### EXERCISE MATERIAL
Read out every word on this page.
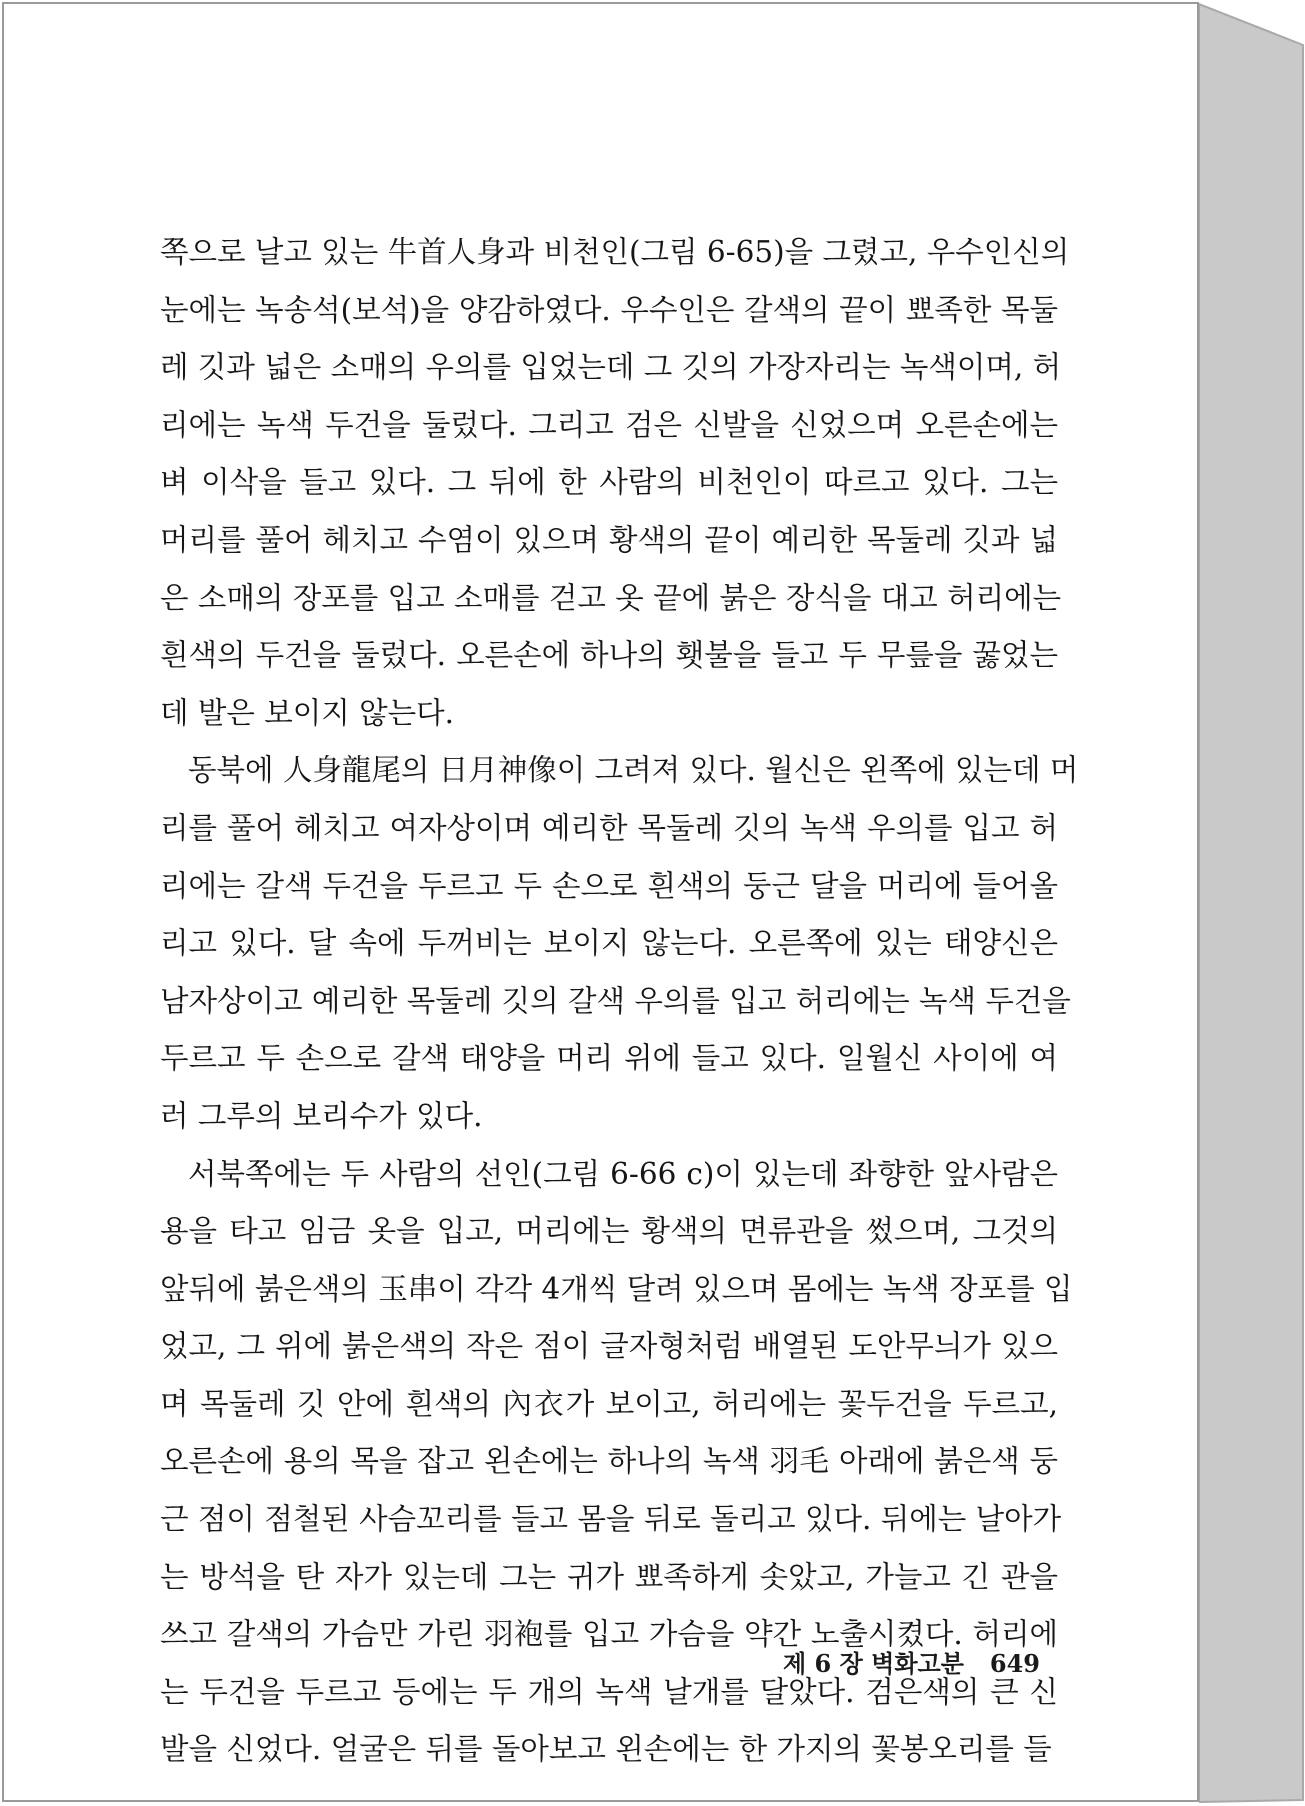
쪽으로 날고 있는 牛首人身과 비천인(그림 6-65)을 그렸고, 우수인신의
눈에는 녹송석(보석)을 양감하였다. 우수인은 갈색의 끝이 뾰족한 목둘
레 깃과 넓은 소매의 우의를 입었는데 그 깃의 가장자리는 녹색이며, 허
리에는 녹색 두건을 둘렀다. 그리고 검은 신발을 신었으며 오른손에는
벼 이삭을 들고 있다. 그 뒤에 한 사람의 비천인이 따르고 있다. 그는
머리를 풀어 헤치고 수염이 있으며 황색의 끝이 예리한 목둘레 깃과 넓
은 소매의 장포를 입고 소매를 걷고 옷 끝에 붉은 장식을 대고 허리에는
흰색의 두건을 둘렀다. 오른손에 하나의 횃불을 들고 두 무릎을 꿇었는
데 발은 보이지 않는다.
동북에 人身龍尾의 日月神像이 그려져 있다. 월신은 왼쪽에 있는데 머
리를 풀어 헤치고 여자상이며 예리한 목둘레 깃의 녹색 우의를 입고 허
리에는 갈색 두건을 두르고 두 손으로 흰색의 둥근 달을 머리에 들어올
리고 있다. 달 속에 두꺼비는 보이지 않는다. 오른쪽에 있는 태양신은
남자상이고 예리한 목둘레 깃의 갈색 우의를 입고 허리에는 녹색 두건을
두르고 두 손으로 갈색 태양을 머리 위에 들고 있다. 일월신 사이에 여
러 그루의 보리수가 있다.
서북쪽에는 두 사람의 선인(그림 6-66 c)이 있는데 좌향한 앞사람은
용을 타고 임금 옷을 입고, 머리에는 황색의 면류관을 썼으며, 그것의
앞뒤에 붉은색의 玉串이 각각 4개씩 달려 있으며 몸에는 녹색 장포를 입
었고, 그 위에 붉은색의 작은 점이 글자형처럼 배열된 도안무늬가 있으
며 목둘레 깃 안에 흰색의 內衣가 보이고, 허리에는 꽃두건을 두르고,
오른손에 용의 목을 잡고 왼손에는 하나의 녹색 羽毛 아래에 붉은색 둥
근 점이 점철된 사슴꼬리를 들고 몸을 뒤로 돌리고 있다. 뒤에는 날아가
는 방석을 탄 자가 있는데 그는 귀가 뾰족하게 솟았고, 가늘고 긴 관을
쓰고 갈색의 가슴만 가린 羽袍를 입고 가슴을 약간 노출시켰다. 허리에
는 두건을 두르고 등에는 두 개의 녹색 날개를 달았다. 검은색의 큰 신
발을 신었다. 얼굴은 뒤를 돌아보고 왼손에는 한 가지의 꽃봉오리를 들
제 6 장 벽화고분 649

### REQUEST
Identify the lines that contain the string "허리에는", and copy every one of them.

### THE REPLY
은 소매의 장포를 입고 소매를 걷고 옷 끝에 붉은 장식을 대고 허리에는
남자상이고 예리한 목둘레 깃의 갈색 우의를 입고 허리에는 녹색 두건을
며 목둘레 깃 안에 흰색의 內衣가 보이고, 허리에는 꽃두건을 두르고,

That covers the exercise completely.